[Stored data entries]
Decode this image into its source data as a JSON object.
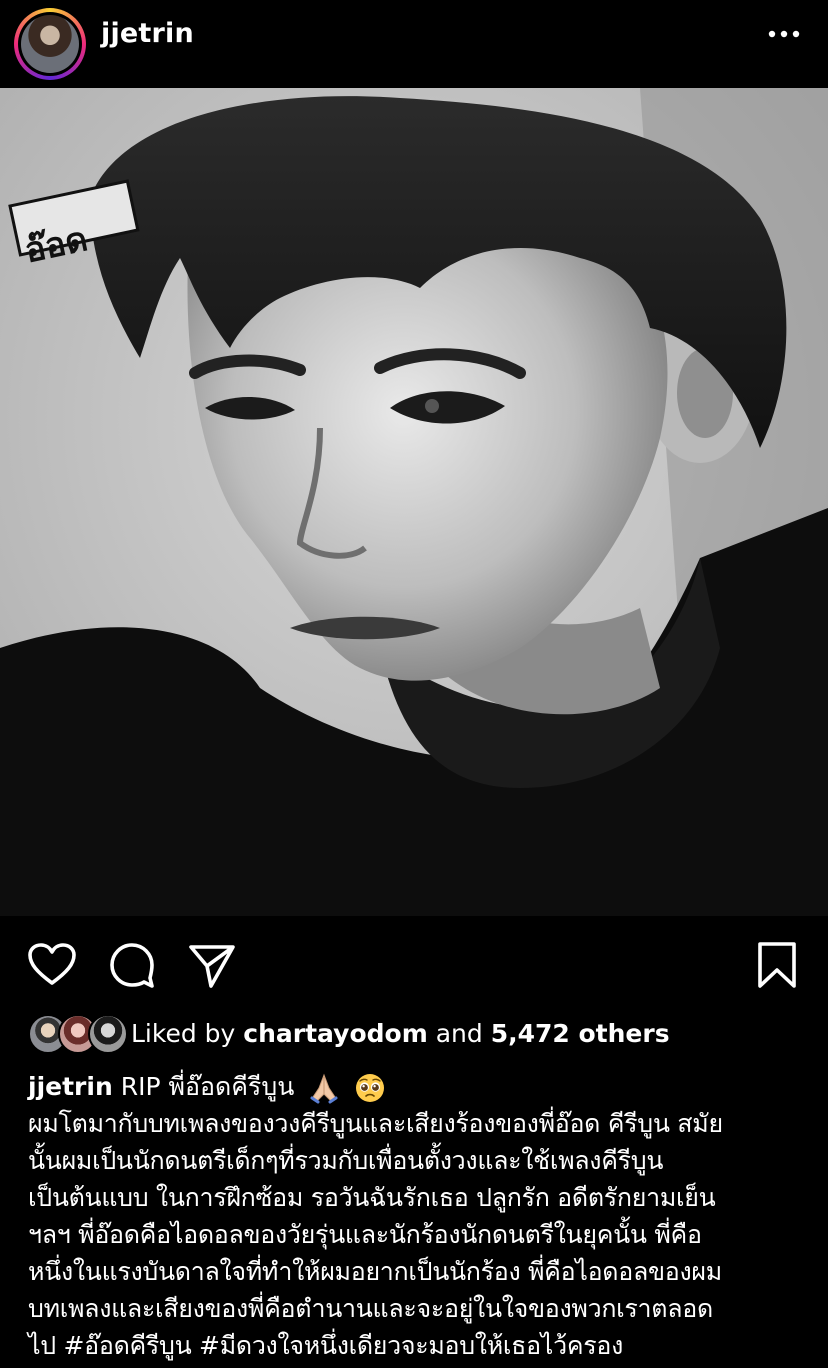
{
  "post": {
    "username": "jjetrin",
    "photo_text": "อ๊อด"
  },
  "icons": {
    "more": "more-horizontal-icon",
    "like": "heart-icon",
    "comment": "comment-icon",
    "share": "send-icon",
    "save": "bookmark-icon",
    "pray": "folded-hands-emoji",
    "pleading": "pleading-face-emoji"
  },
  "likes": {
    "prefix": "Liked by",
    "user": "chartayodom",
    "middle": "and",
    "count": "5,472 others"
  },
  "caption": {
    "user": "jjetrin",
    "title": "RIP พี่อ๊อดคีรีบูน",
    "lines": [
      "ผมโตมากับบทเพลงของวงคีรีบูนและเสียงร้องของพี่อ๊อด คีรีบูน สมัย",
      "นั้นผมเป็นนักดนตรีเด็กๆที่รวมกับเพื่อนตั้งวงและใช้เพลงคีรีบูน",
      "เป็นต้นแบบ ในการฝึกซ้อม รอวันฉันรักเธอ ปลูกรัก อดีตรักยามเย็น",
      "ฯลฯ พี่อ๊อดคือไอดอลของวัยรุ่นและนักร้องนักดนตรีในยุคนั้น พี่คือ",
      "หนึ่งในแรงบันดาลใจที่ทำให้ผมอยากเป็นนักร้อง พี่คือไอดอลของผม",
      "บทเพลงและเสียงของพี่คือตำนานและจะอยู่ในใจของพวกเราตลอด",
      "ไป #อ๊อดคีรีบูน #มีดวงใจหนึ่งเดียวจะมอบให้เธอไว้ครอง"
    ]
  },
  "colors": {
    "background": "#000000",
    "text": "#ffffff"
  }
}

▶ **YOUR TASK**
Would you mind returning each entry above word for word, skipping the images?

▶ **ANSWER TO THIS TASK**
Decode this image into its source data as a JSON object.
{
  "post": {
    "username": "jjetrin",
    "photo_text": "อ๊อด"
  },
  "icons": {
    "more": "more-horizontal-icon",
    "like": "heart-icon",
    "comment": "comment-icon",
    "share": "send-icon",
    "save": "bookmark-icon",
    "pray": "folded-hands-emoji",
    "pleading": "pleading-face-emoji"
  },
  "likes": {
    "prefix": "Liked by",
    "user": "chartayodom",
    "middle": "and",
    "count": "5,472 others"
  },
  "caption": {
    "user": "jjetrin",
    "title": "RIP พี่อ๊อดคีรีบูน",
    "lines": [
      "ผมโตมากับบทเพลงของวงคีรีบูนและเสียงร้องของพี่อ๊อด คีรีบูน สมัย",
      "นั้นผมเป็นนักดนตรีเด็กๆที่รวมกับเพื่อนตั้งวงและใช้เพลงคีรีบูน",
      "เป็นต้นแบบ ในการฝึกซ้อม รอวันฉันรักเธอ ปลูกรัก อดีตรักยามเย็น",
      "ฯลฯ พี่อ๊อดคือไอดอลของวัยรุ่นและนักร้องนักดนตรีในยุคนั้น พี่คือ",
      "หนึ่งในแรงบันดาลใจที่ทำให้ผมอยากเป็นนักร้อง พี่คือไอดอลของผม",
      "บทเพลงและเสียงของพี่คือตำนานและจะอยู่ในใจของพวกเราตลอด",
      "ไป #อ๊อดคีรีบูน #มีดวงใจหนึ่งเดียวจะมอบให้เธอไว้ครอง"
    ]
  },
  "colors": {
    "background": "#000000",
    "text": "#ffffff"
  }
}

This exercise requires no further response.